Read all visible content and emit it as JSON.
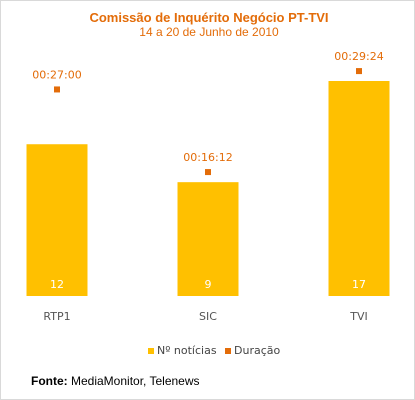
{
  "chart_data": {
    "type": "bar",
    "title": "Comissão de Inquérito Negócio PT-TVI",
    "subtitle": "14 a 20 de Junho de 2010",
    "categories": [
      "RTP1",
      "SIC",
      "TVI"
    ],
    "series": [
      {
        "name": "Nº notícias",
        "kind": "bar",
        "values": [
          12,
          9,
          17
        ],
        "value_labels": [
          "12",
          "9",
          "17"
        ]
      },
      {
        "name": "Duração",
        "kind": "marker",
        "values_seconds": [
          1620,
          972,
          1764
        ],
        "value_labels": [
          "00:27:00",
          "00:16:12",
          "00:29:24"
        ]
      }
    ],
    "ylim_bars": [
      0,
      17
    ],
    "ylim_duration_seconds": [
      0,
      2000
    ],
    "grid": false,
    "legend_position": "bottom-center",
    "colors": {
      "bar": "#ffc000",
      "marker": "#e36c09",
      "title": "#e36c09",
      "bar_label": "#ffffff",
      "tick": "#555555"
    }
  },
  "source": {
    "label": "Fonte:",
    "text": "MediaMonitor, Telenews"
  }
}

——

* _Stated task_:
Repeat the material above in full and exactly, omitting the pictures.

* _Correct answer_:
Read all visible content and emit it as JSON.
{
  "chart_data": {
    "type": "bar",
    "title": "Comissão de Inquérito Negócio PT-TVI",
    "subtitle": "14 a 20 de Junho de 2010",
    "categories": [
      "RTP1",
      "SIC",
      "TVI"
    ],
    "series": [
      {
        "name": "Nº notícias",
        "kind": "bar",
        "values": [
          12,
          9,
          17
        ],
        "value_labels": [
          "12",
          "9",
          "17"
        ]
      },
      {
        "name": "Duração",
        "kind": "marker",
        "values_seconds": [
          1620,
          972,
          1764
        ],
        "value_labels": [
          "00:27:00",
          "00:16:12",
          "00:29:24"
        ]
      }
    ],
    "ylim_bars": [
      0,
      17
    ],
    "ylim_duration_seconds": [
      0,
      2000
    ],
    "grid": false,
    "legend_position": "bottom-center",
    "colors": {
      "bar": "#ffc000",
      "marker": "#e36c09",
      "title": "#e36c09",
      "bar_label": "#ffffff",
      "tick": "#555555"
    }
  },
  "source": {
    "label": "Fonte:",
    "text": "MediaMonitor, Telenews"
  }
}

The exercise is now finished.